ФРАГМЕНТ ДОКУМЕНТА
──────────

Утром 9 октября еще ходят полицаи, ищут евреев, но никто не предполагал, что евреев, которых найдут девятого, не убьют. И действительно, всех найденных на второй день погрома не убивали (их насчиталось восемьсот человек). И перед вечером 9 октября их отпускают, приказывают занять дома по указанию полиции, всем объявляют прийти десятого на работу и обещают, что больше убивать не будут. Люди измученные, голодные, холодные, после двухдневного гонения над ними, приходят в квартиры, где только следы есть, что тут были люди, но их уже нет. Они спят вечным сном, им уже лучше живых, которые остались, чтобы дальше издеваться над ними. Не было ни одной целой семьи. Остались дети без родных или родные без детей. Каждый человек был разбит, расстроен и завидовал мертвым.
Люди как-нибудь пересидели эту ночь, они ждали, что завтра их убьют, нет, завтра их еще не убивали, они еще прожили до 22 апреля 1942 года. Но как они жили! Конечно, они были правы, завидуя мертвым. Как издевались и мучили их, пером не написать, в сказках не рассказать. Нет таких слов, которые описали бы их жизнь. Людей стало еще больше после того, как пронесся слух, что не будут убивать: многие вылезли из подвалов, чердаков, с сел многие поприходили. Через две недели после погрома уже в гетто (улица, на которой жили евреи) находилось полторы тысячи человек вместе с детьми. При втором погроме убили больше десяти тысяч евреев. Долго их оплакивали их родственники, знакомые, которые остались жить, но вместе с тем завидовали тому, что больше их мучить не будут, а живых еще мучили, и каждый день они ждали третьего погрома.
Жизнь протекает по-прежнему. Опять единичные случаи ареста и расстрела, опять нападение со стороны немцев и полиции на еврейские квартиры, опять грабеж и издевательство. 1 января 1942 года арестовали троих, среди них была одна довольно привлекательная женщина-еврейка Яцус. Следователь полиции хотел быть в близких отношениях с ней, она отказалась, поэтому решили повесить всех троих. 5 января 1942 года их прилюдно повесили. Яцус подошла к виселице, сбросила платок и сама накинула петлю. Палач Воропаев потянул ее за ноги, и секретарь полиции Тонкошкур произнес речь, где он отметил, что двадцать три года советская власть издевалась и мучила украинцев и тут виноваты евреи. 8 января объявили, что все евреи должны носить желтые нашивки на груди спереди и сзади, нашивки круглые диаметром семь сантиметров. Тут уж было за что издеваться! Одного били за то, что нашивка больше, чем указано, других били за то, что нашивки меньше или темно-желтые, у третьих нашивки были светло-желтые. Нельзя было город пройти, кругом полицаи, как бешеные собаки, гоняются с палками и бьют безжалостно кого попало. Вместе с тем было приказано, что каждый еврей должен шапку снять перед немцами и полицаями, за это тоже не одному попало. Снимая шапку, еврей должен иметь большое счастье благополучно пройти. Обыкновенно город был полон всякими чертями, перед каждым снимать невозможно было. В случае, как не снимешь быстро, получишь палкой по голове так, что голова слетит вместе с шапкой. Пятилетний Мишка сказал своему деду: «Дедушка, ну и что, что холодно, идите лучше совсем без шапки, а то рука заболит перед каждым шапку снимать». Не раз колотили дедушку, немало палок он схватил от полиции, но никогда он дома ничего не рассказывал. Очень спокойно он перенес все это, зная, что никто ему ничем не поможет.

──────────

ФРАГМЕНТЫ НАБОРА ДАННЫХ
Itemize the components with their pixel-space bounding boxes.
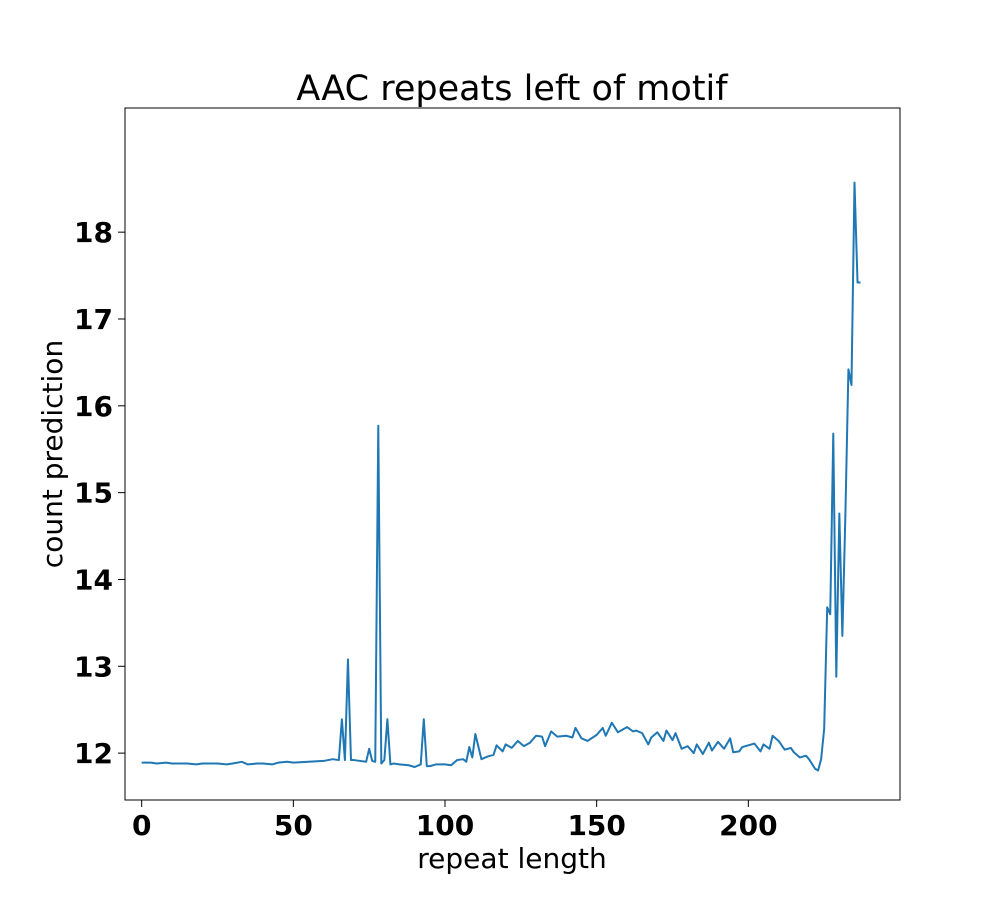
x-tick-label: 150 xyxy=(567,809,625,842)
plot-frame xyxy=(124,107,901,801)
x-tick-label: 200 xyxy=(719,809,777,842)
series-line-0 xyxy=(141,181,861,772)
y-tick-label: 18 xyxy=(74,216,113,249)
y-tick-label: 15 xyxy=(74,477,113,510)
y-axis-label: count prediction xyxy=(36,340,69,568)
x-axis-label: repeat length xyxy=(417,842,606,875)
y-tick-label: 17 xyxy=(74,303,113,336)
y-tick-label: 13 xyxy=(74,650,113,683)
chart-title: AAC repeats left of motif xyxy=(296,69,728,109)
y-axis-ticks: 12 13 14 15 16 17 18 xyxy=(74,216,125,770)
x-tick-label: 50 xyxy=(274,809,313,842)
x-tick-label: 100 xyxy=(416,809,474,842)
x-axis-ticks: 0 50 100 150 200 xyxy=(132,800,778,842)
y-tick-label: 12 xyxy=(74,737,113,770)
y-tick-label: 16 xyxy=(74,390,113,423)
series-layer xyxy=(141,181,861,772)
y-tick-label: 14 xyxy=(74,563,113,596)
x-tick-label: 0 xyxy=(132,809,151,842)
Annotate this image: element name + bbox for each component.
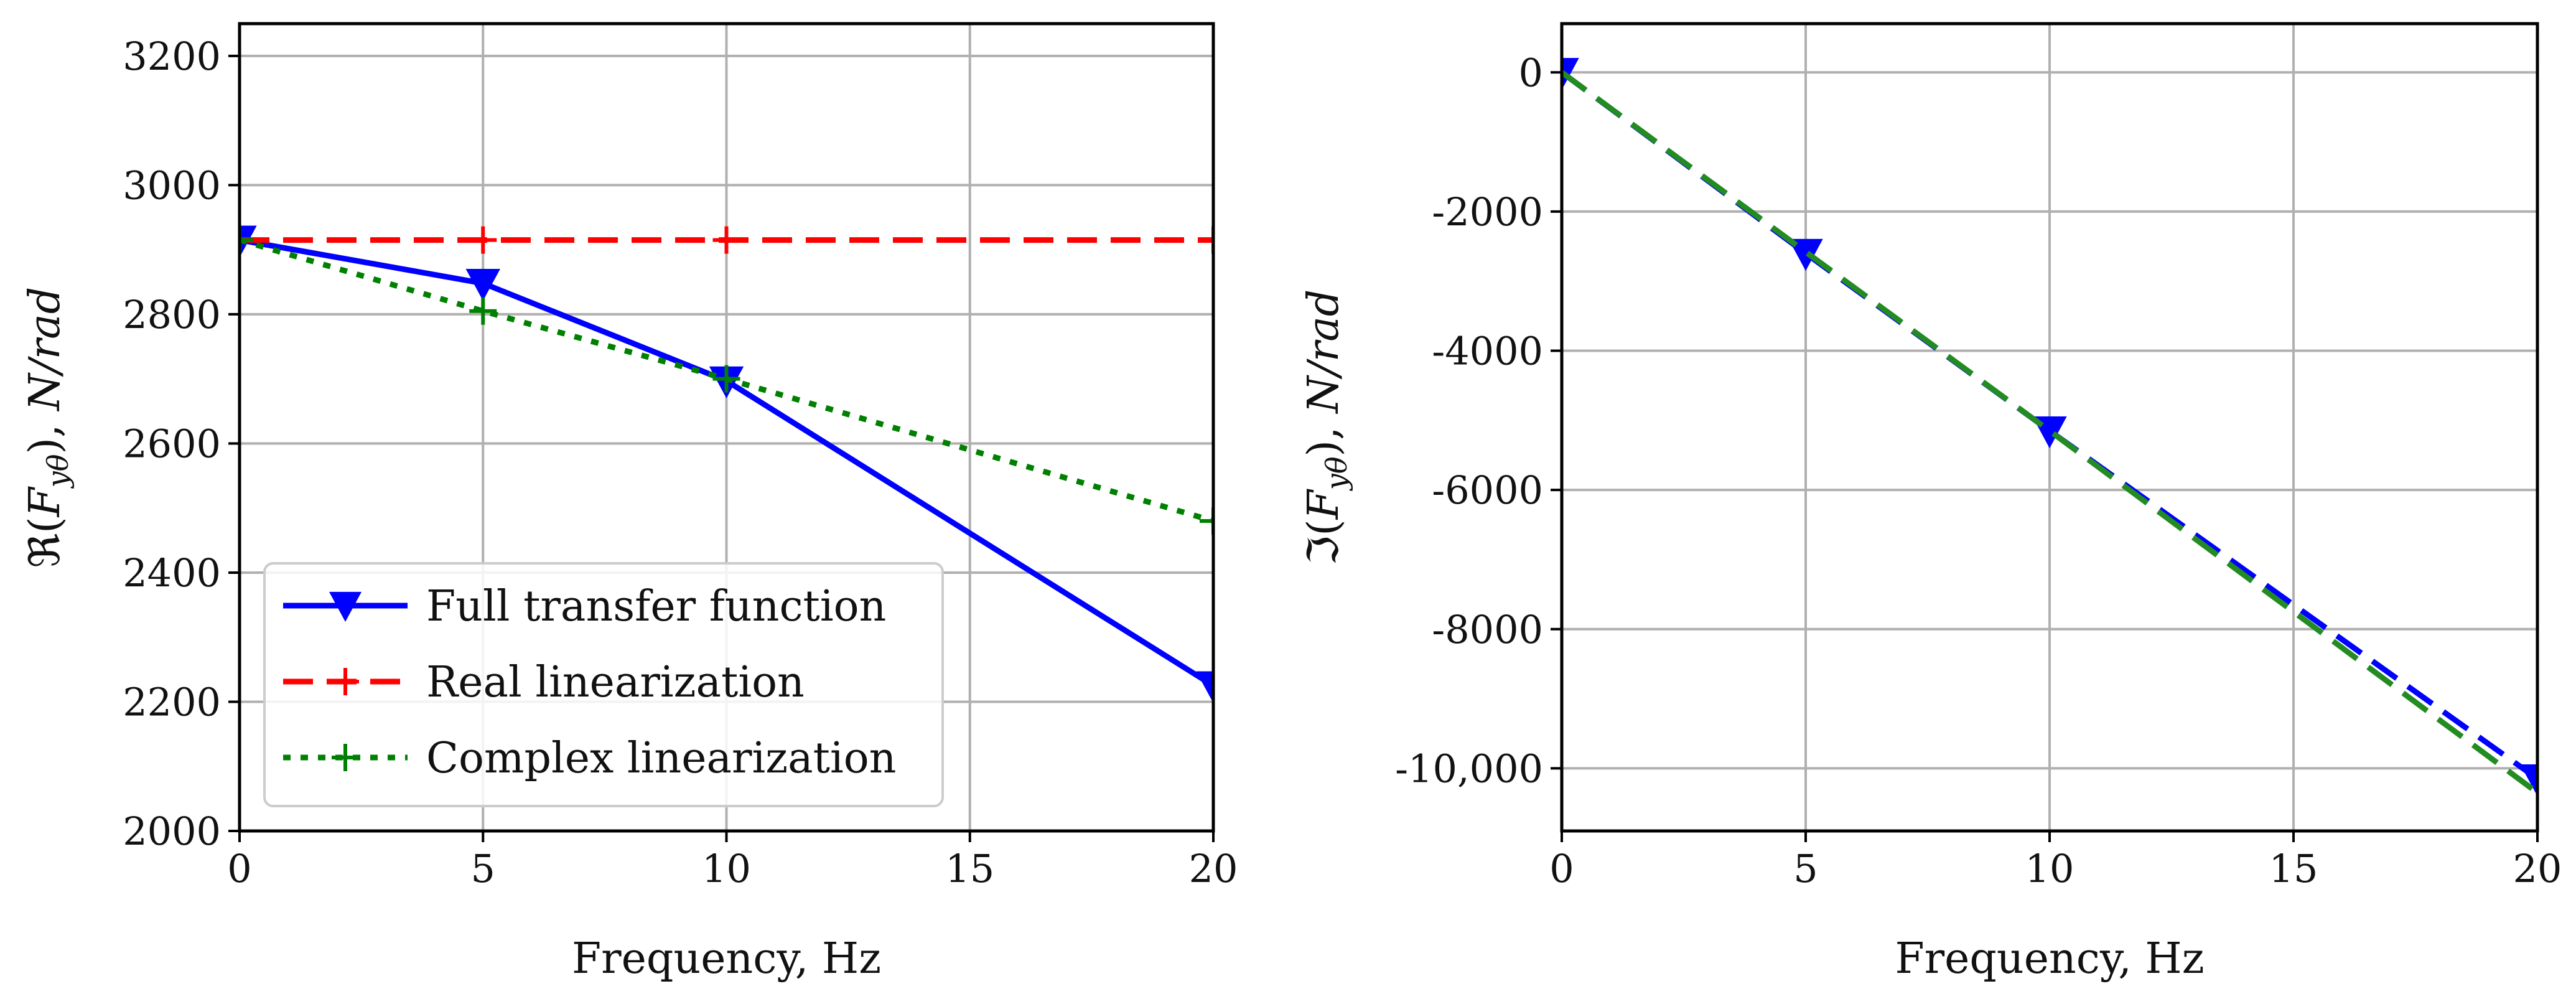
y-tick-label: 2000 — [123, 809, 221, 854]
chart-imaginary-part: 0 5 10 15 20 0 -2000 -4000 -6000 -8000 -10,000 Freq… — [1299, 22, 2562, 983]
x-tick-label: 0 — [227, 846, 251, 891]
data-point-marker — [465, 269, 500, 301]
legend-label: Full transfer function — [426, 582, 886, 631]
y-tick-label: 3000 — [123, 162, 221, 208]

──────────

ЗАДАНИЕ
Переведите на английский язык это предложение из фрагмента документа: «8 января объявили, что все евреи должны носить желтые нашивки на груди спереди и сзади, нашивки круглые диаметром семь сантиметров».

ПИСЬМЕННЫЙ ОТВЕТ
On January 8 it was announced that all Jews had to wear yellow patches on the chest, in front and in back; the patches were round, seven centimeters in diameter.